▽

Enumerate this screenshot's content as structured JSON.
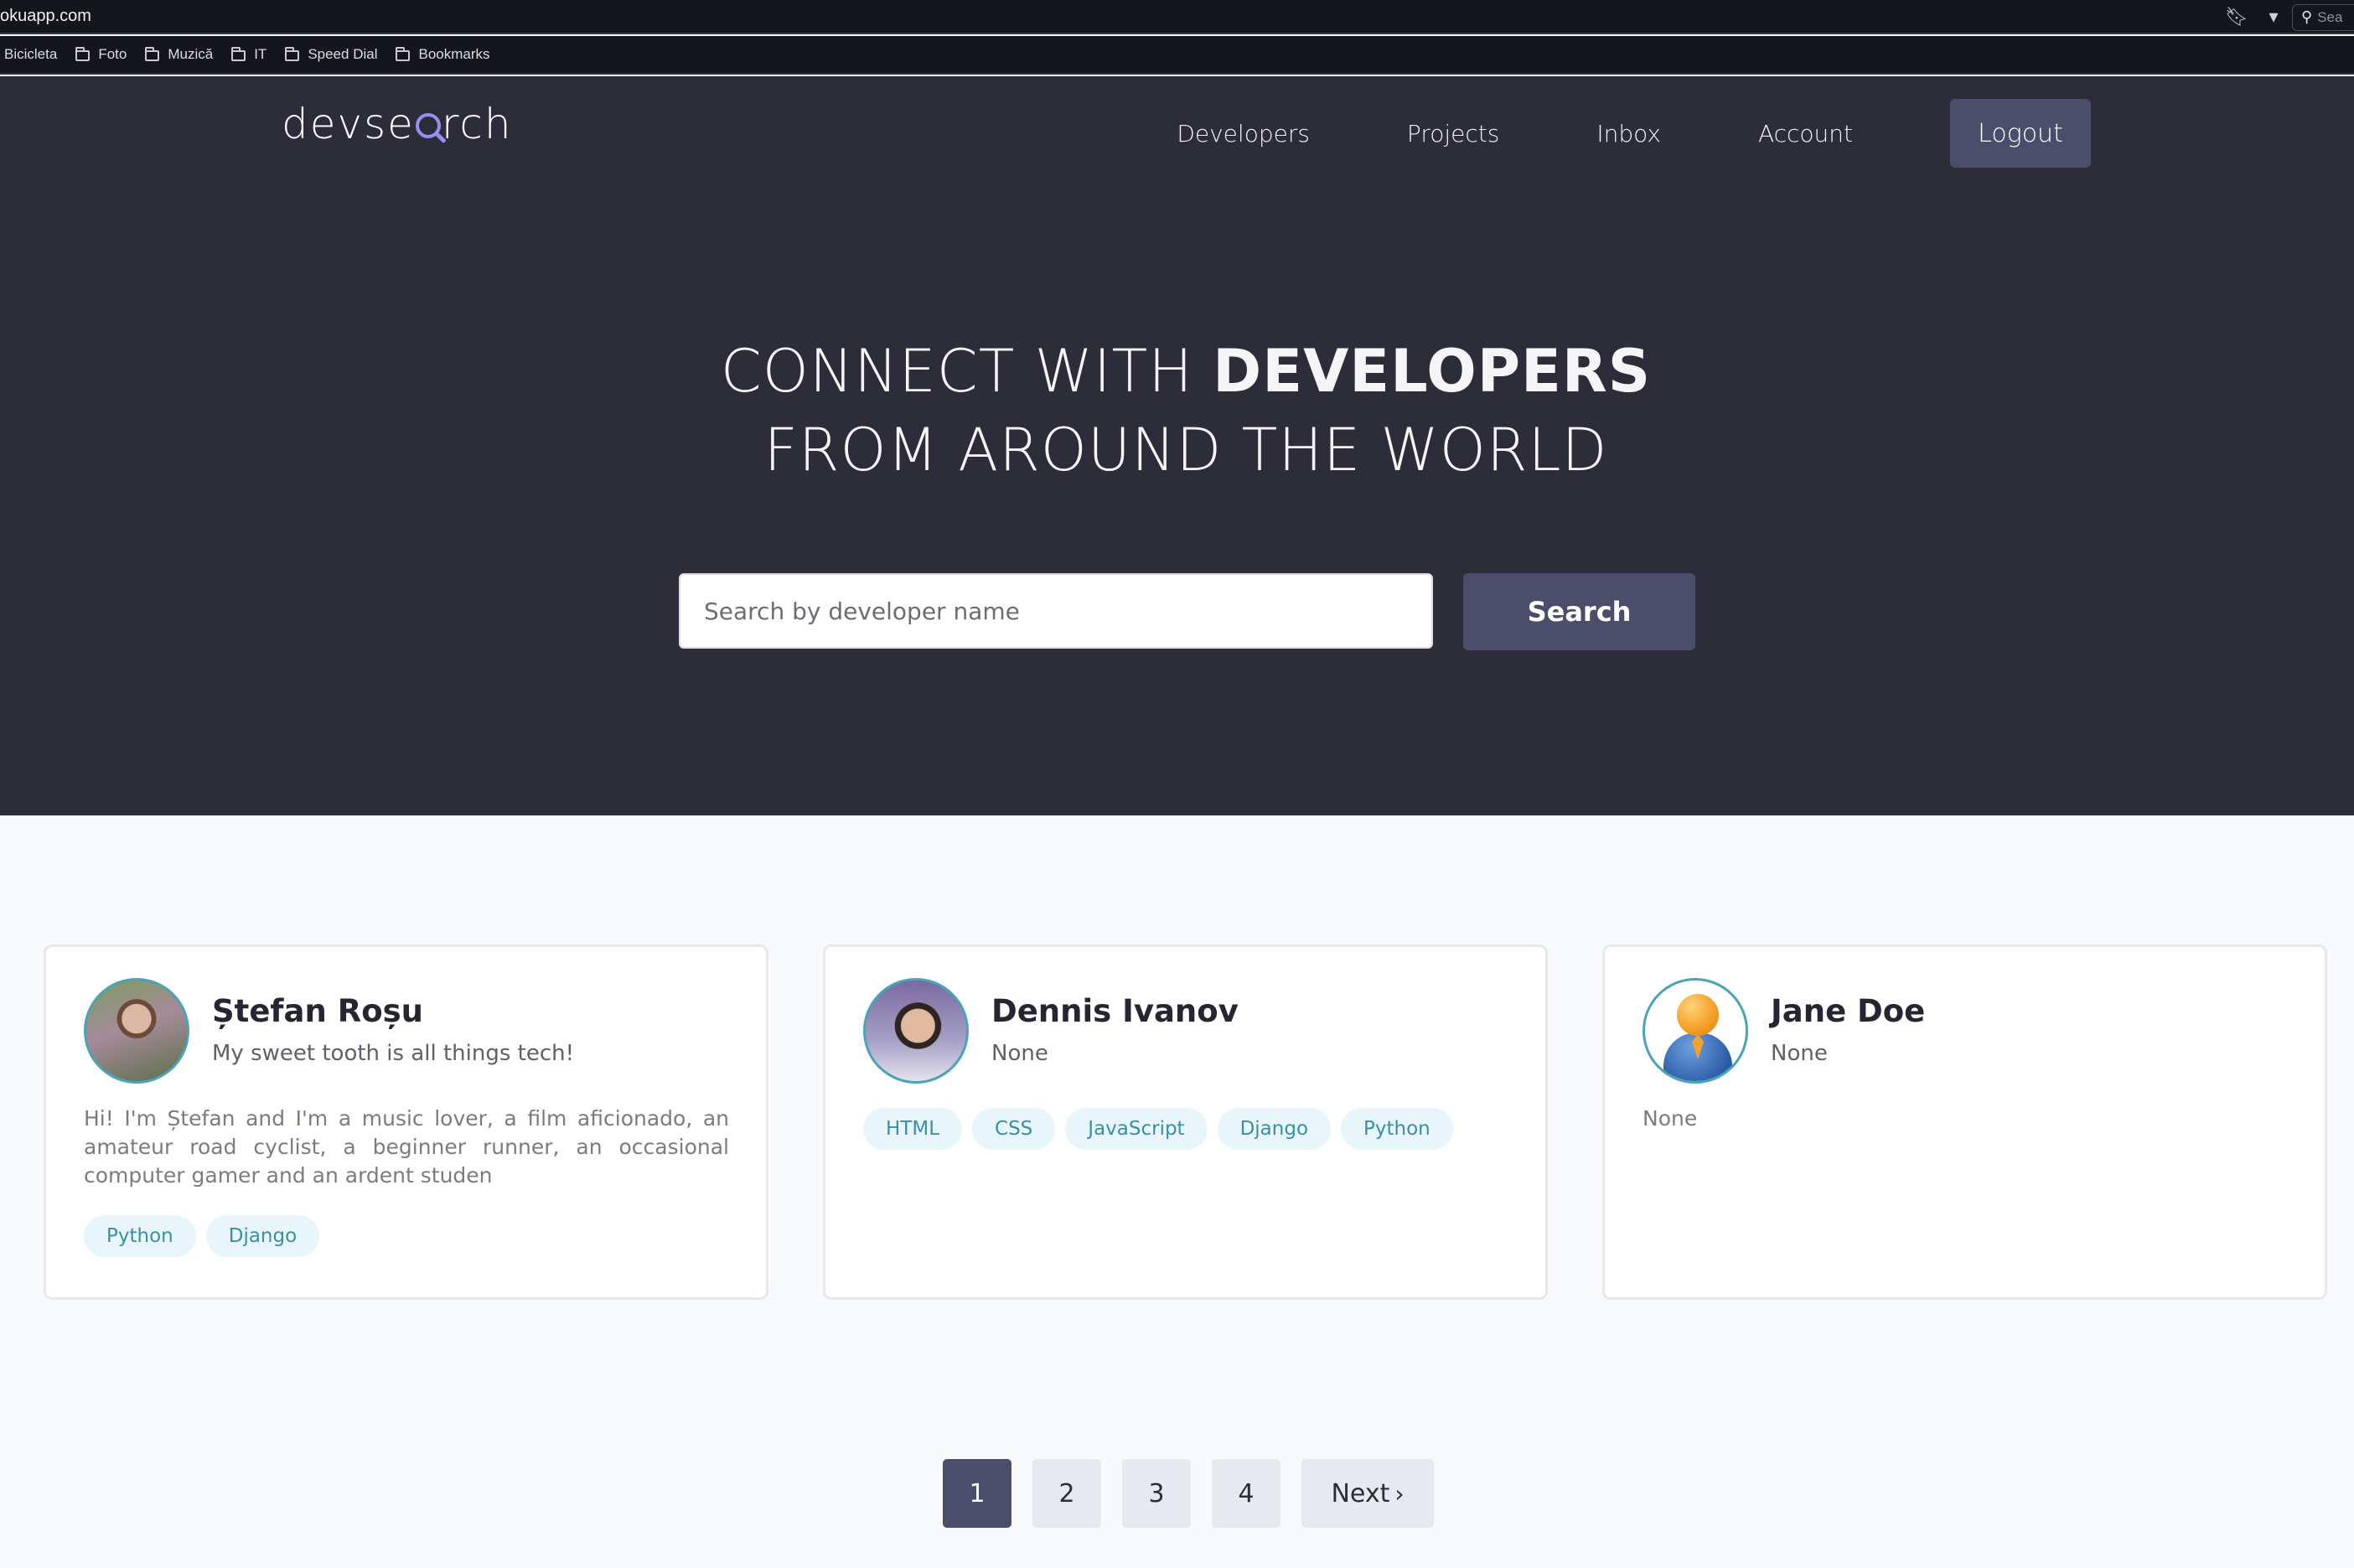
{
  "browser": {
    "url": "okuapp.com",
    "search_placeholder": "Sea",
    "bookmarks": [
      "Bicicleta",
      "Foto",
      "Muzică",
      "IT",
      "Speed Dial",
      "Bookmarks"
    ]
  },
  "header": {
    "logo_text_left": "devse",
    "logo_text_right": "rch",
    "nav": [
      "Developers",
      "Projects",
      "Inbox",
      "Account"
    ],
    "logout_label": "Logout"
  },
  "hero": {
    "line1_light": "CONNECT WITH ",
    "line1_bold": "DEVELOPERS",
    "line2": "FROM AROUND THE WORLD",
    "search_placeholder": "Search by developer name",
    "search_button": "Search"
  },
  "developers": [
    {
      "name": "Ștefan Roșu",
      "tagline": "My sweet tooth is all things tech!",
      "bio": "Hi! I'm Ștefan and I'm a music lover, a film aficionado, an amateur road cyclist, a beginner runner, an occasional computer gamer and an ardent studen",
      "skills": [
        "Python",
        "Django"
      ]
    },
    {
      "name": "Dennis Ivanov",
      "tagline": "None",
      "bio": "",
      "skills": [
        "HTML",
        "CSS",
        "JavaScript",
        "Django",
        "Python"
      ]
    },
    {
      "name": "Jane Doe",
      "tagline": "None",
      "bio": "None",
      "skills": []
    }
  ],
  "pagination": {
    "pages": [
      "1",
      "2",
      "3",
      "4"
    ],
    "active_page": "1",
    "next_label": "Next"
  },
  "colors": {
    "header_bg": "#2d2d39",
    "accent": "#4b4e6b",
    "page_bg": "#f8f9fd",
    "tag_bg": "#e8f6fb",
    "tag_text": "#3a8fa4"
  }
}
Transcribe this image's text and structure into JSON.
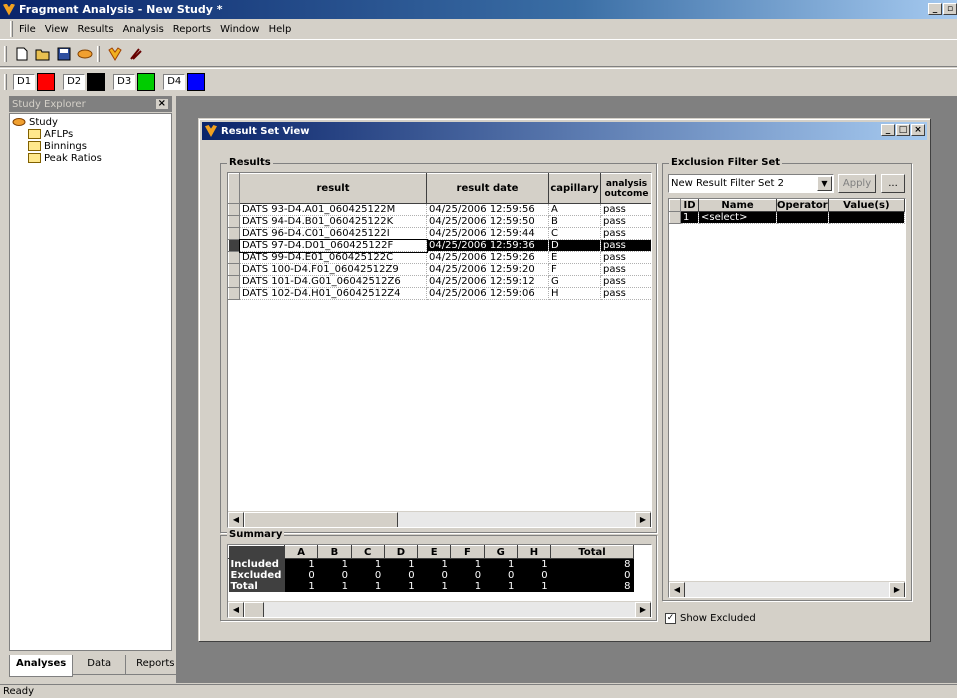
{
  "app": {
    "title": "Fragment Analysis - New Study *"
  },
  "menu": [
    "File",
    "View",
    "Results",
    "Analysis",
    "Reports",
    "Window",
    "Help"
  ],
  "dyes": [
    {
      "label": "D1",
      "color": "#ff0000"
    },
    {
      "label": "D2",
      "color": "#000000"
    },
    {
      "label": "D3",
      "color": "#00cc00"
    },
    {
      "label": "D4",
      "color": "#0000ff"
    }
  ],
  "explorer": {
    "title": "Study Explorer",
    "root": "Study",
    "children": [
      "AFLPs",
      "Binnings",
      "Peak Ratios"
    ],
    "tabs": [
      "Analyses",
      "Data",
      "Reports"
    ]
  },
  "resultset": {
    "title": "Result Set View",
    "results_label": "Results",
    "columns": [
      "result",
      "result date",
      "capillary",
      "analysis outcome"
    ],
    "rows": [
      [
        "DATS 93-D4.A01_060425122M",
        "04/25/2006 12:59:56",
        "A",
        "pass"
      ],
      [
        "DATS 94-D4.B01_060425122K",
        "04/25/2006 12:59:50",
        "B",
        "pass"
      ],
      [
        "DATS 96-D4.C01_060425122I",
        "04/25/2006 12:59:44",
        "C",
        "pass"
      ],
      [
        "DATS 97-D4.D01_060425122F",
        "04/25/2006 12:59:36",
        "D",
        "pass"
      ],
      [
        "DATS 99-D4.E01_060425122C",
        "04/25/2006 12:59:26",
        "E",
        "pass"
      ],
      [
        "DATS 100-D4.F01_06042512Z9",
        "04/25/2006 12:59:20",
        "F",
        "pass"
      ],
      [
        "DATS 101-D4.G01_06042512Z6",
        "04/25/2006 12:59:12",
        "G",
        "pass"
      ],
      [
        "DATS 102-D4.H01_06042512Z4",
        "04/25/2006 12:59:06",
        "H",
        "pass"
      ]
    ],
    "summary_label": "Summary",
    "summary_cols": [
      "A",
      "B",
      "C",
      "D",
      "E",
      "F",
      "G",
      "H",
      "Total"
    ],
    "summary_rows": [
      {
        "label": "Included",
        "values": [
          "1",
          "1",
          "1",
          "1",
          "1",
          "1",
          "1",
          "1",
          "8"
        ]
      },
      {
        "label": "Excluded",
        "values": [
          "0",
          "0",
          "0",
          "0",
          "0",
          "0",
          "0",
          "0",
          "0"
        ]
      },
      {
        "label": "Total",
        "values": [
          "1",
          "1",
          "1",
          "1",
          "1",
          "1",
          "1",
          "1",
          "8"
        ]
      }
    ],
    "filter_label": "Exclusion Filter Set",
    "filter_set": "New Result Filter Set 2",
    "apply": "Apply",
    "more": "...",
    "filter_cols": [
      "ID",
      "Name",
      "Operator",
      "Value(s)"
    ],
    "filter_rows": [
      [
        "1",
        "<select>",
        "",
        ""
      ]
    ],
    "show_excluded": "Show Excluded"
  },
  "status": "Ready"
}
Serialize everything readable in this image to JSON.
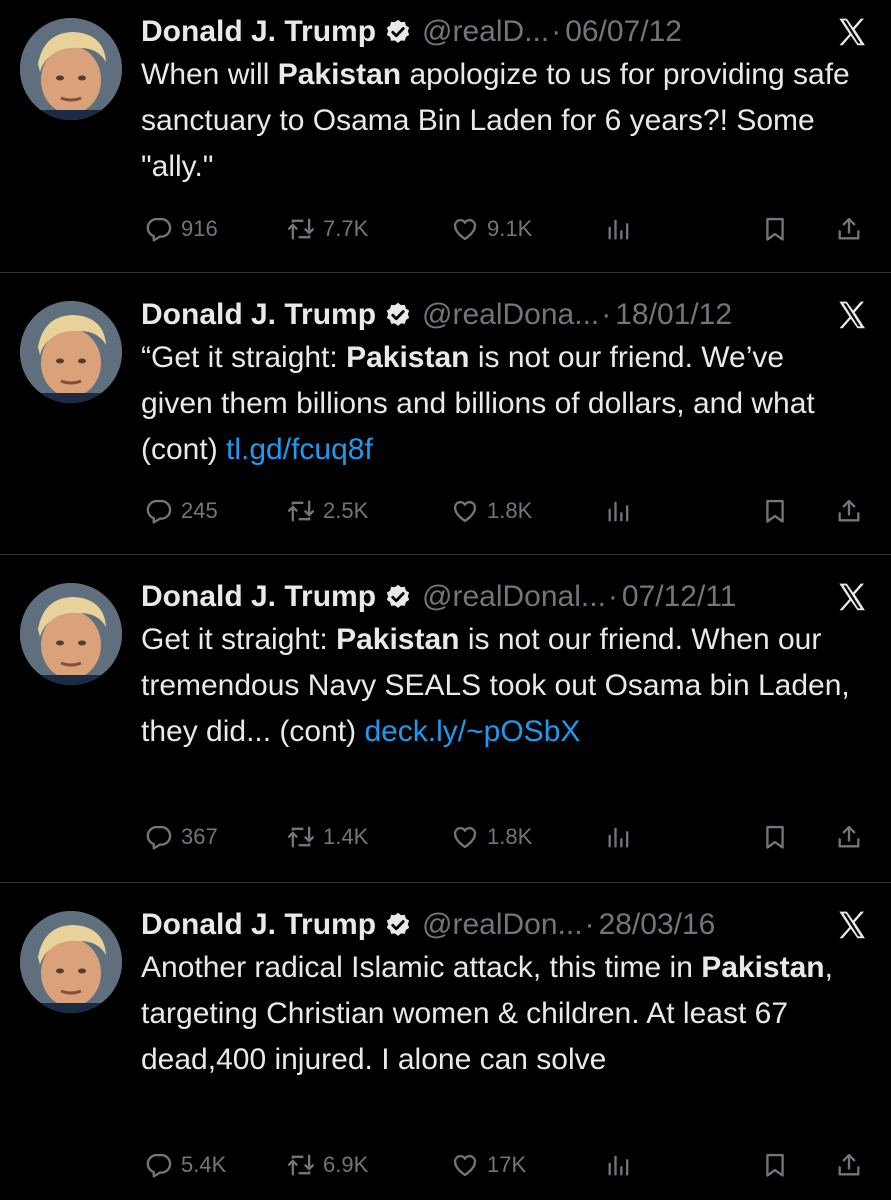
{
  "colors": {
    "background": "#000000",
    "text": "#e7e9ea",
    "muted": "#71767b",
    "link": "#1d9bf0",
    "verified": "#e7e9ea"
  },
  "tweets": [
    {
      "name": "Donald J. Trump",
      "handle": "@realD...",
      "separator": "·",
      "date": "06/07/12",
      "text_parts": [
        {
          "t": "When will ",
          "style": "normal"
        },
        {
          "t": "Pakistan",
          "style": "bold"
        },
        {
          "t": " apologize to us for providing safe sanctuary to Osama Bin Laden for 6 years?! Some \"ally.\"",
          "style": "normal"
        }
      ],
      "replies": "916",
      "retweets": "7.7K",
      "likes": "9.1K"
    },
    {
      "name": "Donald J. Trump",
      "handle": "@realDona...",
      "separator": "·",
      "date": "18/01/12",
      "text_parts": [
        {
          "t": "“Get it straight: ",
          "style": "normal"
        },
        {
          "t": "Pakistan",
          "style": "bold"
        },
        {
          "t": " is not our friend. We’ve given them billions and billions of dollars, and what (cont) ",
          "style": "normal"
        },
        {
          "t": "tl.gd/fcuq8f",
          "style": "link"
        }
      ],
      "replies": "245",
      "retweets": "2.5K",
      "likes": "1.8K"
    },
    {
      "name": "Donald J. Trump",
      "handle": "@realDonal...",
      "separator": "·",
      "date": "07/12/11",
      "text_parts": [
        {
          "t": "Get it straight: ",
          "style": "normal"
        },
        {
          "t": "Pakistan",
          "style": "bold"
        },
        {
          "t": " is not our friend. When our tremendous Navy SEALS took out Osama bin Laden, they did... (cont) ",
          "style": "normal"
        },
        {
          "t": "deck.ly/~pOSbX",
          "style": "link"
        }
      ],
      "replies": "367",
      "retweets": "1.4K",
      "likes": "1.8K"
    },
    {
      "name": "Donald J. Trump",
      "handle": "@realDon...",
      "separator": "·",
      "date": "28/03/16",
      "text_parts": [
        {
          "t": "Another radical Islamic attack, this time in ",
          "style": "normal"
        },
        {
          "t": "Pakistan",
          "style": "bold"
        },
        {
          "t": ", targeting Christian women & children. At least 67 dead,400 injured. I alone can solve",
          "style": "normal"
        }
      ],
      "replies": "5.4K",
      "retweets": "6.9K",
      "likes": "17K"
    }
  ],
  "icons": {
    "verified": "verified-badge-icon",
    "platform": "x-logo-icon",
    "reply": "reply-icon",
    "retweet": "retweet-icon",
    "like": "heart-icon",
    "views": "views-icon",
    "bookmark": "bookmark-icon",
    "share": "share-icon"
  }
}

△

# [Exercise goal]
Above are records with pictures; repeat the records exactly and leave the pictures out.

# [Correct result]
Enumerate this screenshot's content as structured JSON.
{
  "browser": {
    "url": "okuapp.com",
    "search_placeholder": "Sea",
    "bookmarks": [
      "Bicicleta",
      "Foto",
      "Muzică",
      "IT",
      "Speed Dial",
      "Bookmarks"
    ]
  },
  "header": {
    "logo_text_left": "devse",
    "logo_text_right": "rch",
    "nav": [
      "Developers",
      "Projects",
      "Inbox",
      "Account"
    ],
    "logout_label": "Logout"
  },
  "hero": {
    "line1_light": "CONNECT WITH ",
    "line1_bold": "DEVELOPERS",
    "line2": "FROM AROUND THE WORLD",
    "search_placeholder": "Search by developer name",
    "search_button": "Search"
  },
  "developers": [
    {
      "name": "Ștefan Roșu",
      "tagline": "My sweet tooth is all things tech!",
      "bio": "Hi! I'm Ștefan and I'm a music lover, a film aficionado, an amateur road cyclist, a beginner runner, an occasional computer gamer and an ardent studen",
      "skills": [
        "Python",
        "Django"
      ]
    },
    {
      "name": "Dennis Ivanov",
      "tagline": "None",
      "bio": "",
      "skills": [
        "HTML",
        "CSS",
        "JavaScript",
        "Django",
        "Python"
      ]
    },
    {
      "name": "Jane Doe",
      "tagline": "None",
      "bio": "None",
      "skills": []
    }
  ],
  "pagination": {
    "pages": [
      "1",
      "2",
      "3",
      "4"
    ],
    "active_page": "1",
    "next_label": "Next"
  },
  "colors": {
    "header_bg": "#2d2d39",
    "accent": "#4b4e6b",
    "page_bg": "#f8f9fd",
    "tag_bg": "#e8f6fb",
    "tag_text": "#3a8fa4"
  }
}
Transcribe this image's text and structure into JSON.
{
  "app": {
    "title": "Fragment Analysis - New Study *"
  },
  "menu": [
    "File",
    "View",
    "Results",
    "Analysis",
    "Reports",
    "Window",
    "Help"
  ],
  "dyes": [
    {
      "label": "D1",
      "color": "#ff0000"
    },
    {
      "label": "D2",
      "color": "#000000"
    },
    {
      "label": "D3",
      "color": "#00cc00"
    },
    {
      "label": "D4",
      "color": "#0000ff"
    }
  ],
  "explorer": {
    "title": "Study Explorer",
    "root": "Study",
    "children": [
      "AFLPs",
      "Binnings",
      "Peak Ratios"
    ],
    "tabs": [
      "Analyses",
      "Data",
      "Reports"
    ]
  },
  "resultset": {
    "title": "Result Set View",
    "results_label": "Results",
    "columns": [
      "result",
      "result date",
      "capillary",
      "analysis outcome"
    ],
    "rows": [
      [
        "DATS 93-D4.A01_060425122M",
        "04/25/2006 12:59:56",
        "A",
        "pass"
      ],
      [
        "DATS 94-D4.B01_060425122K",
        "04/25/2006 12:59:50",
        "B",
        "pass"
      ],
      [
        "DATS 96-D4.C01_060425122I",
        "04/25/2006 12:59:44",
        "C",
        "pass"
      ],
      [
        "DATS 97-D4.D01_060425122F",
        "04/25/2006 12:59:36",
        "D",
        "pass"
      ],
      [
        "DATS 99-D4.E01_060425122C",
        "04/25/2006 12:59:26",
        "E",
        "pass"
      ],
      [
        "DATS 100-D4.F01_06042512Z9",
        "04/25/2006 12:59:20",
        "F",
        "pass"
      ],
      [
        "DATS 101-D4.G01_06042512Z6",
        "04/25/2006 12:59:12",
        "G",
        "pass"
      ],
      [
        "DATS 102-D4.H01_06042512Z4",
        "04/25/2006 12:59:06",
        "H",
        "pass"
      ]
    ],
    "summary_label": "Summary",
    "summary_cols": [
      "A",
      "B",
      "C",
      "D",
      "E",
      "F",
      "G",
      "H",
      "Total"
    ],
    "summary_rows": [
      {
        "label": "Included",
        "values": [
          "1",
          "1",
          "1",
          "1",
          "1",
          "1",
          "1",
          "1",
          "8"
        ]
      },
      {
        "label": "Excluded",
        "values": [
          "0",
          "0",
          "0",
          "0",
          "0",
          "0",
          "0",
          "0",
          "0"
        ]
      },
      {
        "label": "Total",
        "values": [
          "1",
          "1",
          "1",
          "1",
          "1",
          "1",
          "1",
          "1",
          "8"
        ]
      }
    ],
    "filter_label": "Exclusion Filter Set",
    "filter_set": "New Result Filter Set 2",
    "apply": "Apply",
    "more": "...",
    "filter_cols": [
      "ID",
      "Name",
      "Operator",
      "Value(s)"
    ],
    "filter_rows": [
      [
        "1",
        "<select>",
        "",
        ""
      ]
    ],
    "show_excluded": "Show Excluded"
  },
  "status": "Ready"
}
Serialize everything readable in this image to JSON.
{
  "colors": {
    "background": "#000000",
    "text": "#e7e9ea",
    "muted": "#71767b",
    "link": "#1d9bf0",
    "verified": "#e7e9ea"
  },
  "tweets": [
    {
      "name": "Donald J. Trump",
      "handle": "@realD...",
      "separator": "·",
      "date": "06/07/12",
      "text_parts": [
        {
          "t": "When will ",
          "style": "normal"
        },
        {
          "t": "Pakistan",
          "style": "bold"
        },
        {
          "t": " apologize to us for providing safe sanctuary to Osama Bin Laden for 6 years?! Some \"ally.\"",
          "style": "normal"
        }
      ],
      "replies": "916",
      "retweets": "7.7K",
      "likes": "9.1K"
    },
    {
      "name": "Donald J. Trump",
      "handle": "@realDona...",
      "separator": "·",
      "date": "18/01/12",
      "text_parts": [
        {
          "t": "“Get it straight: ",
          "style": "normal"
        },
        {
          "t": "Pakistan",
          "style": "bold"
        },
        {
          "t": " is not our friend. We’ve given them billions and billions of dollars, and what (cont) ",
          "style": "normal"
        },
        {
          "t": "tl.gd/fcuq8f",
          "style": "link"
        }
      ],
      "replies": "245",
      "retweets": "2.5K",
      "likes": "1.8K"
    },
    {
      "name": "Donald J. Trump",
      "handle": "@realDonal...",
      "separator": "·",
      "date": "07/12/11",
      "text_parts": [
        {
          "t": "Get it straight: ",
          "style": "normal"
        },
        {
          "t": "Pakistan",
          "style": "bold"
        },
        {
          "t": " is not our friend. When our tremendous Navy SEALS took out Osama bin Laden, they did... (cont) ",
          "style": "normal"
        },
        {
          "t": "deck.ly/~pOSbX",
          "style": "link"
        }
      ],
      "replies": "367",
      "retweets": "1.4K",
      "likes": "1.8K"
    },
    {
      "name": "Donald J. Trump",
      "handle": "@realDon...",
      "separator": "·",
      "date": "28/03/16",
      "text_parts": [
        {
          "t": "Another radical Islamic attack, this time in ",
          "style": "normal"
        },
        {
          "t": "Pakistan",
          "style": "bold"
        },
        {
          "t": ", targeting Christian women & children. At least 67 dead,400 injured. I alone can solve",
          "style": "normal"
        }
      ],
      "replies": "5.4K",
      "retweets": "6.9K",
      "likes": "17K"
    }
  ],
  "icons": {
    "verified": "verified-badge-icon",
    "platform": "x-logo-icon",
    "reply": "reply-icon",
    "retweet": "retweet-icon",
    "like": "heart-icon",
    "views": "views-icon",
    "bookmark": "bookmark-icon",
    "share": "share-icon"
  }
}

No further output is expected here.